In the data below, find each line containing the string "name" and return it.

▶ Supplied data:

***

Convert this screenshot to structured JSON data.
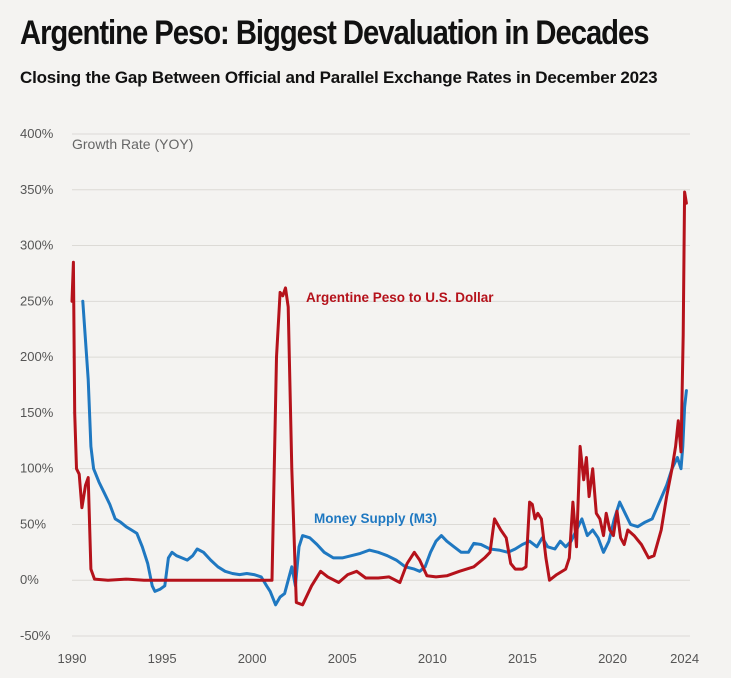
{
  "header": {
    "title": "Argentine Peso: Biggest Devaluation in Decades",
    "subtitle": "Closing the Gap Between Official and Parallel Exchange Rates in December 2023"
  },
  "colors": {
    "peso": "#b5121b",
    "m3": "#1f78c1",
    "grid": "#dcdad6",
    "background": "#f4f3f1"
  },
  "chart_data": {
    "type": "line",
    "title": "Argentine Peso: Biggest Devaluation in Decades",
    "subtitle": "Closing the Gap Between Official and Parallel Exchange Rates in December 2023",
    "ylabel": "Growth Rate (YOY)",
    "xlabel": "",
    "xlim": [
      1990,
      2024.3
    ],
    "ylim": [
      -50,
      400
    ],
    "xticks": [
      1990,
      1995,
      2000,
      2005,
      2010,
      2015,
      2020,
      2024
    ],
    "xtick_labels": [
      "1990",
      "1995",
      "2000",
      "2005",
      "2010",
      "2015",
      "2020",
      "2024"
    ],
    "yticks": [
      -50,
      0,
      50,
      100,
      150,
      200,
      250,
      300,
      350,
      400
    ],
    "ytick_labels": [
      "-50%",
      "0%",
      "50%",
      "100%",
      "150%",
      "200%",
      "250%",
      "300%",
      "350%",
      "400%"
    ],
    "grid": true,
    "series": [
      {
        "name": "Argentine Peso to U.S. Dollar",
        "color": "#b5121b",
        "points": [
          [
            1990.0,
            250
          ],
          [
            1990.08,
            285
          ],
          [
            1990.15,
            150
          ],
          [
            1990.25,
            100
          ],
          [
            1990.4,
            95
          ],
          [
            1990.55,
            65
          ],
          [
            1990.75,
            85
          ],
          [
            1990.9,
            92
          ],
          [
            1991.05,
            10
          ],
          [
            1991.25,
            1
          ],
          [
            1992.0,
            0
          ],
          [
            1993.0,
            1
          ],
          [
            1994.0,
            0
          ],
          [
            1995.0,
            0
          ],
          [
            2000.0,
            0
          ],
          [
            2001.1,
            0
          ],
          [
            2001.35,
            200
          ],
          [
            2001.55,
            258
          ],
          [
            2001.7,
            255
          ],
          [
            2001.85,
            262
          ],
          [
            2002.0,
            245
          ],
          [
            2002.2,
            100
          ],
          [
            2002.45,
            -20
          ],
          [
            2002.8,
            -22
          ],
          [
            2003.3,
            -5
          ],
          [
            2003.8,
            8
          ],
          [
            2004.2,
            3
          ],
          [
            2004.8,
            -2
          ],
          [
            2005.3,
            5
          ],
          [
            2005.8,
            8
          ],
          [
            2006.3,
            2
          ],
          [
            2007.0,
            2
          ],
          [
            2007.6,
            3
          ],
          [
            2008.2,
            -2
          ],
          [
            2008.6,
            15
          ],
          [
            2009.0,
            25
          ],
          [
            2009.3,
            18
          ],
          [
            2009.7,
            4
          ],
          [
            2010.2,
            3
          ],
          [
            2010.8,
            4
          ],
          [
            2011.5,
            8
          ],
          [
            2012.3,
            12
          ],
          [
            2012.9,
            20
          ],
          [
            2013.2,
            25
          ],
          [
            2013.45,
            55
          ],
          [
            2013.8,
            45
          ],
          [
            2014.1,
            38
          ],
          [
            2014.35,
            15
          ],
          [
            2014.6,
            10
          ],
          [
            2015.0,
            10
          ],
          [
            2015.2,
            12
          ],
          [
            2015.4,
            70
          ],
          [
            2015.55,
            68
          ],
          [
            2015.7,
            55
          ],
          [
            2015.85,
            60
          ],
          [
            2016.05,
            55
          ],
          [
            2016.3,
            20
          ],
          [
            2016.5,
            0
          ],
          [
            2016.9,
            5
          ],
          [
            2017.4,
            10
          ],
          [
            2017.6,
            20
          ],
          [
            2017.8,
            70
          ],
          [
            2018.0,
            30
          ],
          [
            2018.2,
            120
          ],
          [
            2018.4,
            90
          ],
          [
            2018.55,
            110
          ],
          [
            2018.7,
            75
          ],
          [
            2018.9,
            100
          ],
          [
            2019.1,
            60
          ],
          [
            2019.3,
            55
          ],
          [
            2019.5,
            40
          ],
          [
            2019.65,
            60
          ],
          [
            2019.85,
            45
          ],
          [
            2020.05,
            40
          ],
          [
            2020.25,
            62
          ],
          [
            2020.45,
            38
          ],
          [
            2020.65,
            32
          ],
          [
            2020.85,
            45
          ],
          [
            2021.2,
            40
          ],
          [
            2021.6,
            32
          ],
          [
            2022.0,
            20
          ],
          [
            2022.3,
            22
          ],
          [
            2022.7,
            45
          ],
          [
            2023.0,
            75
          ],
          [
            2023.3,
            100
          ],
          [
            2023.5,
            120
          ],
          [
            2023.65,
            143
          ],
          [
            2023.8,
            115
          ],
          [
            2023.92,
            220
          ],
          [
            2024.0,
            348
          ],
          [
            2024.1,
            338
          ]
        ]
      },
      {
        "name": "Money Supply (M3)",
        "color": "#1f78c1",
        "points": [
          [
            1990.6,
            250
          ],
          [
            1990.75,
            215
          ],
          [
            1990.9,
            180
          ],
          [
            1991.05,
            120
          ],
          [
            1991.2,
            100
          ],
          [
            1991.5,
            88
          ],
          [
            1991.8,
            78
          ],
          [
            1992.1,
            68
          ],
          [
            1992.4,
            55
          ],
          [
            1992.7,
            52
          ],
          [
            1993.0,
            48
          ],
          [
            1993.3,
            45
          ],
          [
            1993.6,
            42
          ],
          [
            1993.9,
            30
          ],
          [
            1994.2,
            15
          ],
          [
            1994.45,
            -5
          ],
          [
            1994.6,
            -10
          ],
          [
            1994.9,
            -8
          ],
          [
            1995.15,
            -5
          ],
          [
            1995.35,
            20
          ],
          [
            1995.55,
            25
          ],
          [
            1995.8,
            22
          ],
          [
            1996.1,
            20
          ],
          [
            1996.4,
            18
          ],
          [
            1996.7,
            22
          ],
          [
            1996.95,
            28
          ],
          [
            1997.3,
            25
          ],
          [
            1997.7,
            18
          ],
          [
            1998.1,
            12
          ],
          [
            1998.5,
            8
          ],
          [
            1998.9,
            6
          ],
          [
            1999.3,
            5
          ],
          [
            1999.7,
            6
          ],
          [
            2000.1,
            5
          ],
          [
            2000.5,
            3
          ],
          [
            2000.8,
            -5
          ],
          [
            2001.0,
            -10
          ],
          [
            2001.3,
            -22
          ],
          [
            2001.55,
            -15
          ],
          [
            2001.8,
            -12
          ],
          [
            2002.0,
            0
          ],
          [
            2002.2,
            12
          ],
          [
            2002.4,
            -5
          ],
          [
            2002.6,
            30
          ],
          [
            2002.8,
            40
          ],
          [
            2003.2,
            38
          ],
          [
            2003.6,
            32
          ],
          [
            2004.0,
            25
          ],
          [
            2004.5,
            20
          ],
          [
            2005.0,
            20
          ],
          [
            2005.5,
            22
          ],
          [
            2006.0,
            24
          ],
          [
            2006.5,
            27
          ],
          [
            2007.0,
            25
          ],
          [
            2007.5,
            22
          ],
          [
            2008.0,
            18
          ],
          [
            2008.5,
            12
          ],
          [
            2009.0,
            10
          ],
          [
            2009.3,
            8
          ],
          [
            2009.6,
            12
          ],
          [
            2009.9,
            25
          ],
          [
            2010.2,
            35
          ],
          [
            2010.5,
            40
          ],
          [
            2010.8,
            35
          ],
          [
            2011.2,
            30
          ],
          [
            2011.6,
            25
          ],
          [
            2012.0,
            25
          ],
          [
            2012.3,
            33
          ],
          [
            2012.7,
            32
          ],
          [
            2013.2,
            28
          ],
          [
            2013.7,
            27
          ],
          [
            2014.2,
            25
          ],
          [
            2014.6,
            28
          ],
          [
            2015.0,
            32
          ],
          [
            2015.4,
            35
          ],
          [
            2015.8,
            30
          ],
          [
            2016.1,
            38
          ],
          [
            2016.4,
            30
          ],
          [
            2016.8,
            28
          ],
          [
            2017.1,
            35
          ],
          [
            2017.4,
            30
          ],
          [
            2017.7,
            35
          ],
          [
            2018.0,
            45
          ],
          [
            2018.3,
            55
          ],
          [
            2018.6,
            40
          ],
          [
            2018.9,
            45
          ],
          [
            2019.2,
            38
          ],
          [
            2019.5,
            25
          ],
          [
            2019.8,
            35
          ],
          [
            2020.1,
            55
          ],
          [
            2020.4,
            70
          ],
          [
            2020.7,
            60
          ],
          [
            2021.0,
            50
          ],
          [
            2021.4,
            48
          ],
          [
            2021.8,
            52
          ],
          [
            2022.2,
            55
          ],
          [
            2022.6,
            70
          ],
          [
            2023.0,
            85
          ],
          [
            2023.3,
            100
          ],
          [
            2023.6,
            110
          ],
          [
            2023.8,
            100
          ],
          [
            2023.9,
            120
          ],
          [
            2024.0,
            155
          ],
          [
            2024.1,
            170
          ]
        ]
      }
    ],
    "annotations": [
      "Argentine Peso to U.S. Dollar",
      "Money Supply (M3)"
    ]
  }
}
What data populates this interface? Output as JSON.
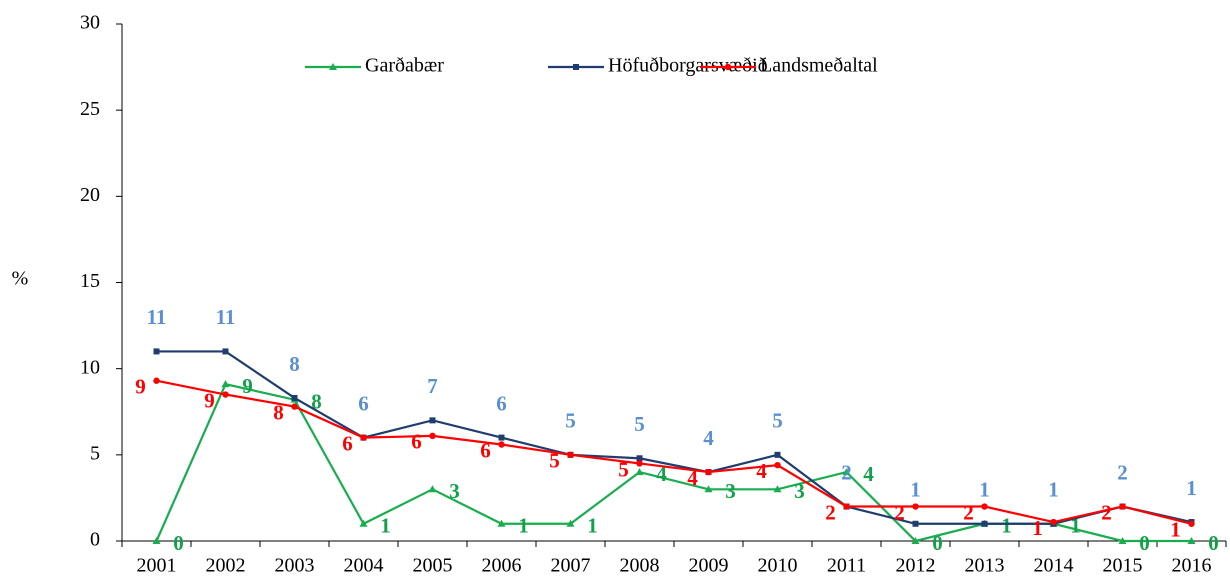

***

▶ Solution below:
        "name": "Argentine Peso to U.S. Dollar",
        "name": "Money Supply (M3)",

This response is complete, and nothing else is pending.